(Dataset records)
◇ ◇ ◇ ◇ ◇ ◇ ◇
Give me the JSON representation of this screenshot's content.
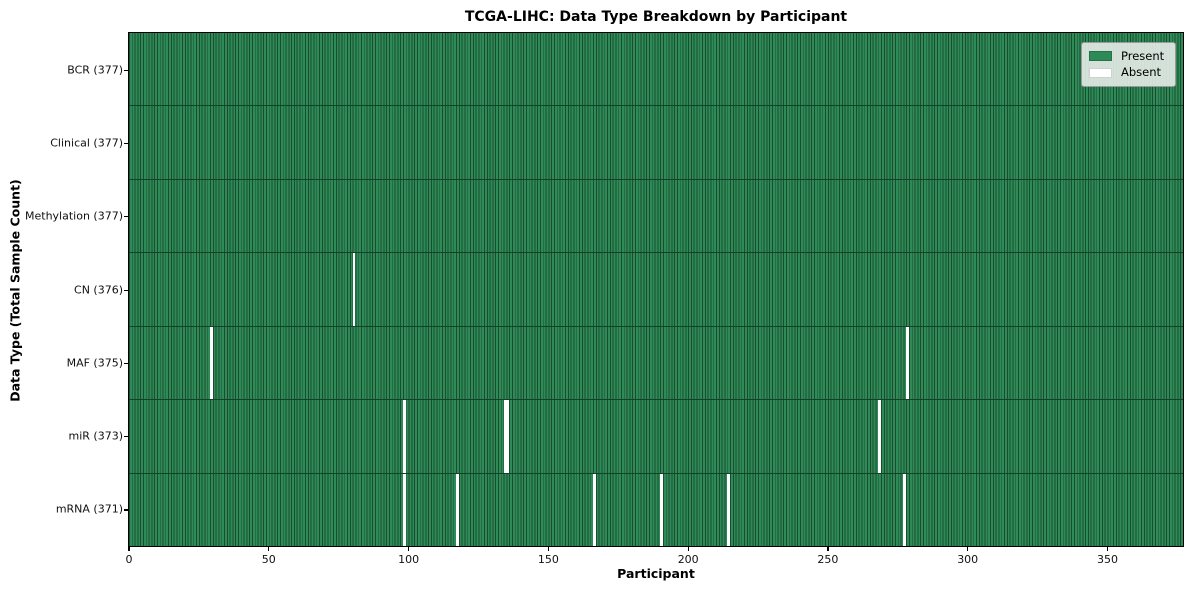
{
  "chart_data": {
    "type": "heatmap",
    "title": "TCGA-LIHC: Data Type Breakdown by Participant",
    "xlabel": "Participant",
    "ylabel": "Data Type (Total Sample Count)",
    "x_ticks": [
      0,
      50,
      100,
      150,
      200,
      250,
      300,
      350
    ],
    "x_range": [
      0,
      377
    ],
    "n_participants": 377,
    "grid": false,
    "colors": {
      "present": "#2e8b57",
      "absent": "#ffffff",
      "cell_edge": "#1a4c30",
      "row_divider": "#143f29"
    },
    "legend": {
      "position": "upper right",
      "items": [
        {
          "name": "present",
          "label": "Present",
          "color": "#2e8b57"
        },
        {
          "name": "absent",
          "label": "Absent",
          "color": "#ffffff"
        }
      ]
    },
    "rows": [
      {
        "name": "bcr",
        "label": "BCR (377)",
        "data_type": "BCR",
        "present_count": 377,
        "absent_participants": []
      },
      {
        "name": "clinical",
        "label": "Clinical (377)",
        "data_type": "Clinical",
        "present_count": 377,
        "absent_participants": []
      },
      {
        "name": "methylation",
        "label": "Methylation (377)",
        "data_type": "Methylation",
        "present_count": 377,
        "absent_participants": []
      },
      {
        "name": "cn",
        "label": "CN (376)",
        "data_type": "CN",
        "present_count": 376,
        "absent_participants": [
          80
        ]
      },
      {
        "name": "maf",
        "label": "MAF (375)",
        "data_type": "MAF",
        "present_count": 375,
        "absent_participants": [
          29,
          278
        ]
      },
      {
        "name": "mir",
        "label": "miR (373)",
        "data_type": "miR",
        "present_count": 373,
        "absent_participants": [
          98,
          134,
          135,
          268
        ]
      },
      {
        "name": "mrna",
        "label": "mRNA (371)",
        "data_type": "mRNA",
        "present_count": 371,
        "absent_participants": [
          98,
          117,
          166,
          190,
          214,
          277
        ]
      }
    ]
  }
}
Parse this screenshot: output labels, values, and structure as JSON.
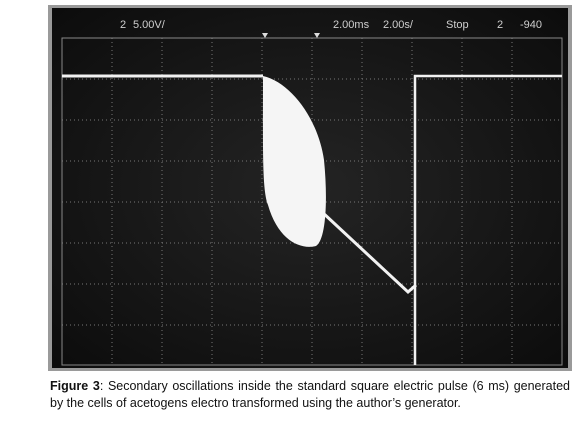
{
  "figure": {
    "screen_labels": [
      "2",
      "5.00V/",
      "2.00ms",
      "2.00s/",
      "Stop",
      "2",
      "-940"
    ],
    "caption": {
      "label": "Figure 3",
      "text": ": Secondary oscillations inside the standard square electric pulse (6 ms) generated by the cells of acetogens electro transformed using the author’s generator."
    }
  }
}
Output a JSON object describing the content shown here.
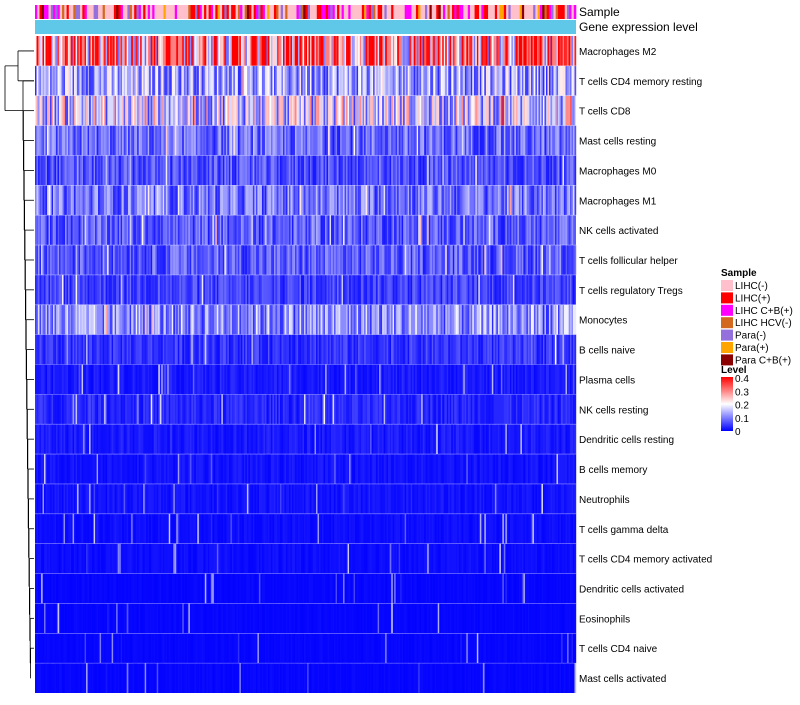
{
  "chart_data": {
    "type": "heatmap",
    "title": "",
    "annotation_tracks": [
      "Sample",
      "Gene expression level"
    ],
    "rows": [
      "Macrophages M2",
      "T cells CD4 memory resting",
      "T cells CD8",
      "Mast cells resting",
      "Macrophages M0",
      "Macrophages M1",
      "NK cells activated",
      "T cells follicular helper",
      "T cells regulatory  Tregs",
      "Monocytes",
      "B cells naive",
      "Plasma cells",
      "NK cells resting",
      "Dendritic cells resting",
      "B cells memory",
      "Neutrophils",
      "T cells gamma delta",
      "T cells CD4 memory activated",
      "Dendritic cells activated",
      "Eosinophils",
      "T cells CD4 naive",
      "Mast cells activated"
    ],
    "row_typical_level": [
      0.3,
      0.13,
      0.17,
      0.08,
      0.06,
      0.09,
      0.07,
      0.07,
      0.05,
      0.11,
      0.04,
      0.02,
      0.03,
      0.02,
      0.015,
      0.015,
      0.01,
      0.01,
      0.005,
      0.005,
      0.005,
      0.005
    ],
    "level_range": [
      0,
      0.4
    ],
    "legend": {
      "sample_title": "Sample",
      "sample_entries": [
        {
          "label": "LIHC(-)",
          "color": "#ffc0cb"
        },
        {
          "label": "LIHC(+)",
          "color": "#ff0000"
        },
        {
          "label": "LIHC C+B(+)",
          "color": "#ff00ff"
        },
        {
          "label": "LIHC HCV(-)",
          "color": "#d2691e"
        },
        {
          "label": "Para(-)",
          "color": "#9370db"
        },
        {
          "label": "Para(+)",
          "color": "#ffa500"
        },
        {
          "label": "Para C+B(+)",
          "color": "#8b0000"
        }
      ],
      "level_title": "Level",
      "level_ticks": [
        "0.4",
        "0.3",
        "0.2",
        "0.1",
        "0"
      ],
      "level_colors": [
        "#0000ff",
        "#ffffff",
        "#ff0000"
      ]
    },
    "expression_track_color": "#5fc7e8"
  }
}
◇ ◇ ◇ ◇ ◇ ◇ ◇
▸ Action item: What you return must match the records line for line, with the pictures left out.

▸ Written solution:
Give me the JSON representation of this screenshot's content.
{
  "chart_data": {
    "type": "heatmap",
    "title": "TCGA-LIHC: Data Type Breakdown by Participant",
    "xlabel": "Participant",
    "ylabel": "Data Type (Total Sample Count)",
    "x_ticks": [
      0,
      50,
      100,
      150,
      200,
      250,
      300,
      350
    ],
    "x_range": [
      0,
      377
    ],
    "n_participants": 377,
    "grid": false,
    "colors": {
      "present": "#2e8b57",
      "absent": "#ffffff",
      "cell_edge": "#1a4c30",
      "row_divider": "#143f29"
    },
    "legend": {
      "position": "upper right",
      "items": [
        {
          "name": "present",
          "label": "Present",
          "color": "#2e8b57"
        },
        {
          "name": "absent",
          "label": "Absent",
          "color": "#ffffff"
        }
      ]
    },
    "rows": [
      {
        "name": "bcr",
        "label": "BCR (377)",
        "data_type": "BCR",
        "present_count": 377,
        "absent_participants": []
      },
      {
        "name": "clinical",
        "label": "Clinical (377)",
        "data_type": "Clinical",
        "present_count": 377,
        "absent_participants": []
      },
      {
        "name": "methylation",
        "label": "Methylation (377)",
        "data_type": "Methylation",
        "present_count": 377,
        "absent_participants": []
      },
      {
        "name": "cn",
        "label": "CN (376)",
        "data_type": "CN",
        "present_count": 376,
        "absent_participants": [
          80
        ]
      },
      {
        "name": "maf",
        "label": "MAF (375)",
        "data_type": "MAF",
        "present_count": 375,
        "absent_participants": [
          29,
          278
        ]
      },
      {
        "name": "mir",
        "label": "miR (373)",
        "data_type": "miR",
        "present_count": 373,
        "absent_participants": [
          98,
          134,
          135,
          268
        ]
      },
      {
        "name": "mrna",
        "label": "mRNA (371)",
        "data_type": "mRNA",
        "present_count": 371,
        "absent_participants": [
          98,
          117,
          166,
          190,
          214,
          277
        ]
      }
    ]
  }
}
Parse this screenshot: output labels, values, and structure as JSON.
{
  "figure": {
    "screen_labels": [
      "2",
      "5.00V/",
      "2.00ms",
      "2.00s/",
      "Stop",
      "2",
      "-940"
    ],
    "caption": {
      "label": "Figure 3",
      "text": ": Secondary oscillations inside the standard square electric pulse (6 ms) generated by the cells of acetogens electro transformed using the author’s generator."
    }
  }
}
Output a JSON object describing the content shown here.
{
  "chart_data": {
    "type": "heatmap",
    "title": "",
    "annotation_tracks": [
      "Sample",
      "Gene expression level"
    ],
    "rows": [
      "Macrophages M2",
      "T cells CD4 memory resting",
      "T cells CD8",
      "Mast cells resting",
      "Macrophages M0",
      "Macrophages M1",
      "NK cells activated",
      "T cells follicular helper",
      "T cells regulatory  Tregs",
      "Monocytes",
      "B cells naive",
      "Plasma cells",
      "NK cells resting",
      "Dendritic cells resting",
      "B cells memory",
      "Neutrophils",
      "T cells gamma delta",
      "T cells CD4 memory activated",
      "Dendritic cells activated",
      "Eosinophils",
      "T cells CD4 naive",
      "Mast cells activated"
    ],
    "row_typical_level": [
      0.3,
      0.13,
      0.17,
      0.08,
      0.06,
      0.09,
      0.07,
      0.07,
      0.05,
      0.11,
      0.04,
      0.02,
      0.03,
      0.02,
      0.015,
      0.015,
      0.01,
      0.01,
      0.005,
      0.005,
      0.005,
      0.005
    ],
    "level_range": [
      0,
      0.4
    ],
    "legend": {
      "sample_title": "Sample",
      "sample_entries": [
        {
          "label": "LIHC(-)",
          "color": "#ffc0cb"
        },
        {
          "label": "LIHC(+)",
          "color": "#ff0000"
        },
        {
          "label": "LIHC C+B(+)",
          "color": "#ff00ff"
        },
        {
          "label": "LIHC HCV(-)",
          "color": "#d2691e"
        },
        {
          "label": "Para(-)",
          "color": "#9370db"
        },
        {
          "label": "Para(+)",
          "color": "#ffa500"
        },
        {
          "label": "Para C+B(+)",
          "color": "#8b0000"
        }
      ],
      "level_title": "Level",
      "level_ticks": [
        "0.4",
        "0.3",
        "0.2",
        "0.1",
        "0"
      ],
      "level_colors": [
        "#0000ff",
        "#ffffff",
        "#ff0000"
      ]
    },
    "expression_track_color": "#5fc7e8"
  }
}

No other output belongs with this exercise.